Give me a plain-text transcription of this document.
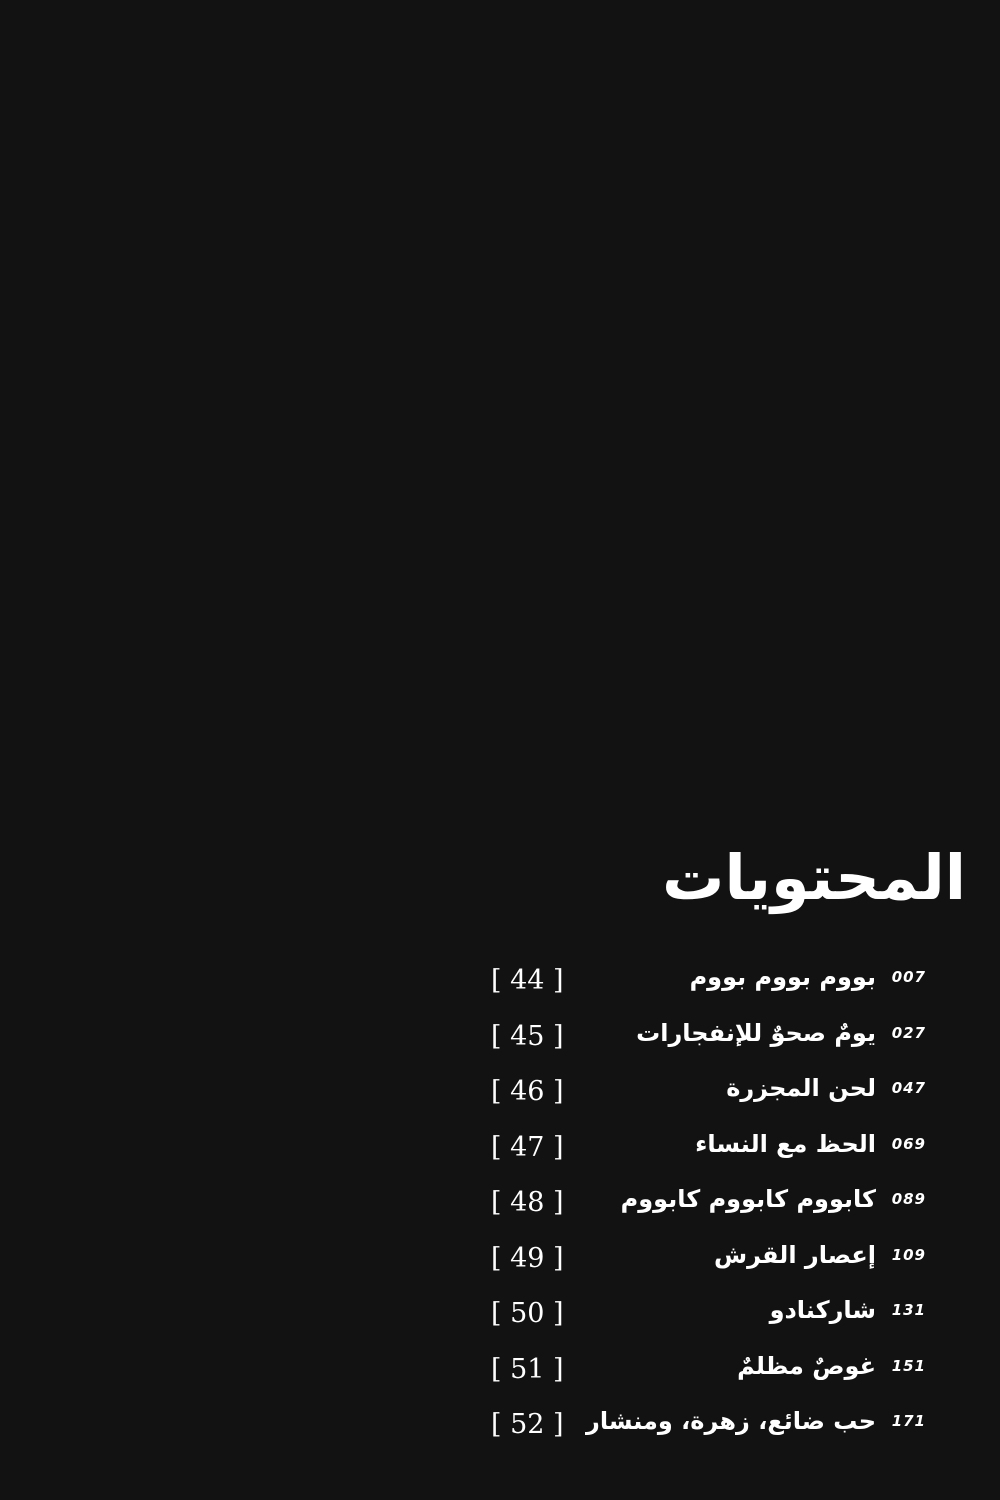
المحتويات
007
بووم بووم بووم
[ 44 ]
027
يومٌ صحوٌ للإنفجارات
[ 45 ]
047
لحن المجزرة
[ 46 ]
069
الحظ مع النساء
[ 47 ]
089
كابووم كابووم كابووم
[ 48 ]
109
إعصار القرش
[ 49 ]
131
شاركنادو
[ 50 ]
151
غوصٌ مظلمٌ
[ 51 ]
171
حب ضائع، زهرة، ومنشار
[ 52 ]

────────────────────

TASK DESCRIPTION: Write every record out again exactly; no pictures belong in the copy.

THE ANSWER:
Give me a plain-text transcription of this document.
المحتويات
007
بووم بووم بووم
[ 44 ]
027
يومٌ صحوٌ للإنفجارات
[ 45 ]
047
لحن المجزرة
[ 46 ]
069
الحظ مع النساء
[ 47 ]
089
كابووم كابووم كابووم
[ 48 ]
109
إعصار القرش
[ 49 ]
131
شاركنادو
[ 50 ]
151
غوصٌ مظلمٌ
[ 51 ]
171
حب ضائع، زهرة، ومنشار
[ 52 ]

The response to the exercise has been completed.